Direction =
Carry on the post below about a son leaving for Navy basic training, picking up right after its last line.

Passage provided =
○ ○ ○ ○ ○ ○ ○

The Long and Short Of It

God willing by the time you all read this, we’re through it!
 
So as you all know, my one and only son left me, his one and only Momma, to join the Navy back in February. He was joining with the intention of becoming a diver, and was scheduled to graduate May 7th. When he left, I was torn between being incredibly inspirational and stoic, and a puddle. I realize there are a lot of degrees in-between those and I’m pretty sure I touched them all on my way around the bases. Not being able to pick up a phone and call him, or send him a text message for 10 weeks seemed like an eternity when he left…and it is, for the record, an eternity. We, as a family, went in with this, “we can do this” attitude which I love we have, all of us, including my son’s Dad were and are behind this kid 150%. We had our boots strapped and sleeves rolled up to kick ass on Navy basic training as a family. We were gonna fly through this! It would be over before we knew it.
 
What’s the old saying, “The best laid plans go awry?” Yeah, I think that’s it.

○ ○ ○ ○ ○ ○ ○

Collected data entries =
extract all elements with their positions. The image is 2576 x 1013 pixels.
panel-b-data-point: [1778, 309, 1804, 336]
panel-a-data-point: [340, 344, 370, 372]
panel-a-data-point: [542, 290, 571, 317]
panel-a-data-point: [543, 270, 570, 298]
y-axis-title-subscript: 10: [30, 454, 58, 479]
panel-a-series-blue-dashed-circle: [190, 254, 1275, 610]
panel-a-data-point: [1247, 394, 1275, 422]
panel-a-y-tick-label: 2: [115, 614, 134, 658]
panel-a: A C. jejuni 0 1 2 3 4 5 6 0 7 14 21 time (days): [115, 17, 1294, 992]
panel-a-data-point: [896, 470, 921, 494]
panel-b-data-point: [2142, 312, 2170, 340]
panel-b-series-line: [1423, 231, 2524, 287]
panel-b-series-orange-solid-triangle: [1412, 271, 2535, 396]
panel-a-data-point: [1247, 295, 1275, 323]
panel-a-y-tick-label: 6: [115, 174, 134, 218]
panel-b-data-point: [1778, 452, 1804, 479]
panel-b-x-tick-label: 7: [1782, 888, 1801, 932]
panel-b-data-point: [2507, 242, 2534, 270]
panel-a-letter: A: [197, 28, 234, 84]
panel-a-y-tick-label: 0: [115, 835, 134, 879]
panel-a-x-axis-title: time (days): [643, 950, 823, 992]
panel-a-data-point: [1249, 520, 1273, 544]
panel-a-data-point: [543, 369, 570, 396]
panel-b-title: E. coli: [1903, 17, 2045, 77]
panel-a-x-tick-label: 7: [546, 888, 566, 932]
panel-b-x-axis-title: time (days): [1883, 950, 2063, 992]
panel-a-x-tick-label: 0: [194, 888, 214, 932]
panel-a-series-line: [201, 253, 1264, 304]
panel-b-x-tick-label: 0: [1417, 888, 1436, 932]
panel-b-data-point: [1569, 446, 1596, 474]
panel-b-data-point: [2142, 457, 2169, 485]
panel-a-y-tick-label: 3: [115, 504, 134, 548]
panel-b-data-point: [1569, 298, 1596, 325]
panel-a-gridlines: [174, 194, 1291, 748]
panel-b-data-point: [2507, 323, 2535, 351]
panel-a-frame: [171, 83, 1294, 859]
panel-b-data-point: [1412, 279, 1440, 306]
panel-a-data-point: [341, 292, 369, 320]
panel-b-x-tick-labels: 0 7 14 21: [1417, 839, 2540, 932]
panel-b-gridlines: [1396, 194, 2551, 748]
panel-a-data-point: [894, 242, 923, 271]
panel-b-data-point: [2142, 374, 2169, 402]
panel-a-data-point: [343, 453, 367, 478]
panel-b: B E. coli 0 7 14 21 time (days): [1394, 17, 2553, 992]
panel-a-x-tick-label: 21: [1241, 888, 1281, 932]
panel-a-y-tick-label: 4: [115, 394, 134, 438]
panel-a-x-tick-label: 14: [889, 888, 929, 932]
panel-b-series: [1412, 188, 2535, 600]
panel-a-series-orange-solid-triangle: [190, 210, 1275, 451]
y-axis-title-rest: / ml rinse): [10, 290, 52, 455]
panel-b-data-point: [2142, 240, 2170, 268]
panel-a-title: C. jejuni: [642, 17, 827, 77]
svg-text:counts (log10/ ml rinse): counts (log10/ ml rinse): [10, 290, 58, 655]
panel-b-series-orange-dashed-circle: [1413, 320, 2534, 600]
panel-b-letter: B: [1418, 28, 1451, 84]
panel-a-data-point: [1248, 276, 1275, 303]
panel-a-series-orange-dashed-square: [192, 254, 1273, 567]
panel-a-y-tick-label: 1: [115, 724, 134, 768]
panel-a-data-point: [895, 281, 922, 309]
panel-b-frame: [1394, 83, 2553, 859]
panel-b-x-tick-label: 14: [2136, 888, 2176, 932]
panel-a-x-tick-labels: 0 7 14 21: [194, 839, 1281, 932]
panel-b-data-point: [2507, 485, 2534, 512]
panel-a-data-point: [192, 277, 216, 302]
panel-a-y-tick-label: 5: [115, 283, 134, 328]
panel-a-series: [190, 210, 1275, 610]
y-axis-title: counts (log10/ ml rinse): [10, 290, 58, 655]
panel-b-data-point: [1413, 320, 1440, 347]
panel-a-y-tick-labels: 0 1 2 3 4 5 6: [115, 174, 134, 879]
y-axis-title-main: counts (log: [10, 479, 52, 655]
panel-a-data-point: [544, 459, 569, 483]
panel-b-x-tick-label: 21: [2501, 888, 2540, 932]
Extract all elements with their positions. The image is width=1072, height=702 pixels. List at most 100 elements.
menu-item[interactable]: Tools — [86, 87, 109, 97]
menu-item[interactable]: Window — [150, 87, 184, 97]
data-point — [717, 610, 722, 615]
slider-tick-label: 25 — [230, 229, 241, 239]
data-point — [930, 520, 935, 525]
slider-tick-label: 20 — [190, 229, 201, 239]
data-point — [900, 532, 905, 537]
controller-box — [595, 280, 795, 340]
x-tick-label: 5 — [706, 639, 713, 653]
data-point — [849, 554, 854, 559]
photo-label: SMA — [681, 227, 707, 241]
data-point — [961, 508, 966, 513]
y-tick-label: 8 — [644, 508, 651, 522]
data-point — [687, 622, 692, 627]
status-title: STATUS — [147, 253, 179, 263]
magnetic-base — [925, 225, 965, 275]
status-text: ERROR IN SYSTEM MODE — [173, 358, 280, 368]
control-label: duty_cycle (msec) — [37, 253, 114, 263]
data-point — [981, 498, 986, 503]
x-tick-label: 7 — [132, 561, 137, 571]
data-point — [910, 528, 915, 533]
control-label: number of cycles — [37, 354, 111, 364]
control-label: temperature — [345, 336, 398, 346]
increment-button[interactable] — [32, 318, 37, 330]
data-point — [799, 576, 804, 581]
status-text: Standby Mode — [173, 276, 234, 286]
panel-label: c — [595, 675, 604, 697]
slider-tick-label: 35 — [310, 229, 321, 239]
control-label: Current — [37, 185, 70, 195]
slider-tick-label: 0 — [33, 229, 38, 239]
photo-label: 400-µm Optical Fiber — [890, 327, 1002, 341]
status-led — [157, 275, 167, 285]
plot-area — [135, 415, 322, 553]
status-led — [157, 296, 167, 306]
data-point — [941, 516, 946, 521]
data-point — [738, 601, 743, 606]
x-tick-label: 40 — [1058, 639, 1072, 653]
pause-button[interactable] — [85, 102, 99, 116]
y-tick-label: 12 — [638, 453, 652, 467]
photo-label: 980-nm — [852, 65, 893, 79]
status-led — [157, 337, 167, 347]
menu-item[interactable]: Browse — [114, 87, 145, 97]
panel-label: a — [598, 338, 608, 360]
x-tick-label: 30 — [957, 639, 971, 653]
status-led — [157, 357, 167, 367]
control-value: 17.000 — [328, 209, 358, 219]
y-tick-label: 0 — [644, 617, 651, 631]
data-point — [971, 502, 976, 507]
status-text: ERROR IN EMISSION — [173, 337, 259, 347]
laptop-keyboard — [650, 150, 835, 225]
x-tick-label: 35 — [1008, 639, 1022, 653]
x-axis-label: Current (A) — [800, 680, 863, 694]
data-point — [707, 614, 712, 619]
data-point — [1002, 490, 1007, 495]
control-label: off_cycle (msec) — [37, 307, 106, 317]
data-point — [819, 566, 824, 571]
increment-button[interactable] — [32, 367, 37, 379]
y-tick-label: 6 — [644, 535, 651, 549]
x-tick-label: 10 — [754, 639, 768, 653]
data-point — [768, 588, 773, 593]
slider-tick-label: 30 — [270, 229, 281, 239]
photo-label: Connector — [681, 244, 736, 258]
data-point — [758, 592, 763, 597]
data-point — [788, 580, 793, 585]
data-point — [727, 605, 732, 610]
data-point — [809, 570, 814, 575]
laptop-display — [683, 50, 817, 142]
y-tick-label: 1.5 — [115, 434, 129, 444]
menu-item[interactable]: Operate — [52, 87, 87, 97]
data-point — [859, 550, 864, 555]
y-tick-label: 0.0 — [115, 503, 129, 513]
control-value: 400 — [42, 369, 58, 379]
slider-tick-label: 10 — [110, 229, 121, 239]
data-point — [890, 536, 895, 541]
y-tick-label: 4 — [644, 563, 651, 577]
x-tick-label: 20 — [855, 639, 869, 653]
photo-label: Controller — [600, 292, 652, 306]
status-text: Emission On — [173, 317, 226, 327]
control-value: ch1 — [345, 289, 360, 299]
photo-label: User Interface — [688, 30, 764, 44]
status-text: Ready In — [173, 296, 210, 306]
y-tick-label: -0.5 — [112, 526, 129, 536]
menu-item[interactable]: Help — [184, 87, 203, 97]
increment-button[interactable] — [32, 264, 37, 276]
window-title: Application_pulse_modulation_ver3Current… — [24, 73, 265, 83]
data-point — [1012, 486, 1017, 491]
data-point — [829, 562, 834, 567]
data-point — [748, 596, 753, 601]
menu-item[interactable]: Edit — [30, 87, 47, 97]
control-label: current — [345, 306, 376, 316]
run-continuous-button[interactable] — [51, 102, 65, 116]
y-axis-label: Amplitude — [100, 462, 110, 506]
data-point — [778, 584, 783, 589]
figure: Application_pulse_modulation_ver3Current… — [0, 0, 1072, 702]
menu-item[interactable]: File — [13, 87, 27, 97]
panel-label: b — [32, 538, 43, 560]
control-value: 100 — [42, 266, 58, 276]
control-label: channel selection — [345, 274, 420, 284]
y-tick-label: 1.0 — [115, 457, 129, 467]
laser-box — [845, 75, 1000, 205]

○ ○ ○ ○ ○ ○ ○

Response to the exercise =
Three weeks into Basic my son gave up his Short Order contract and I got a drive by (literally it’s a “hello Mom, this is Christian, my Division is now —, same ship and address but new division number —, I love you, goodbye”. As he hung up I’m shouting, “Can I ask questions?!” to which all I received was a “I’ll send you a letter” and he hung up. It took me longer to write the conversation for you right now then it did for him to have the conversation on the phone. Hence me referring to it as a drive by call.
 
This is how I found out he changed his entire life path.
 
So – new direction, new division, and onward. Address changes, letting everyone know about his address change while we wait and wait and wait to get a letter telling us what prompted this change. Time just drags on forever! Ten days went by, perhaps the longest 10 days of my life, before we had a letter. It was painful.
 
Time eased a bit, things settled into a new norm and a new rhythm. Until the next drive by call came. “Mom, it’s Christian”. I could hear him fighting back tears. “What’s wrong, are you ok?”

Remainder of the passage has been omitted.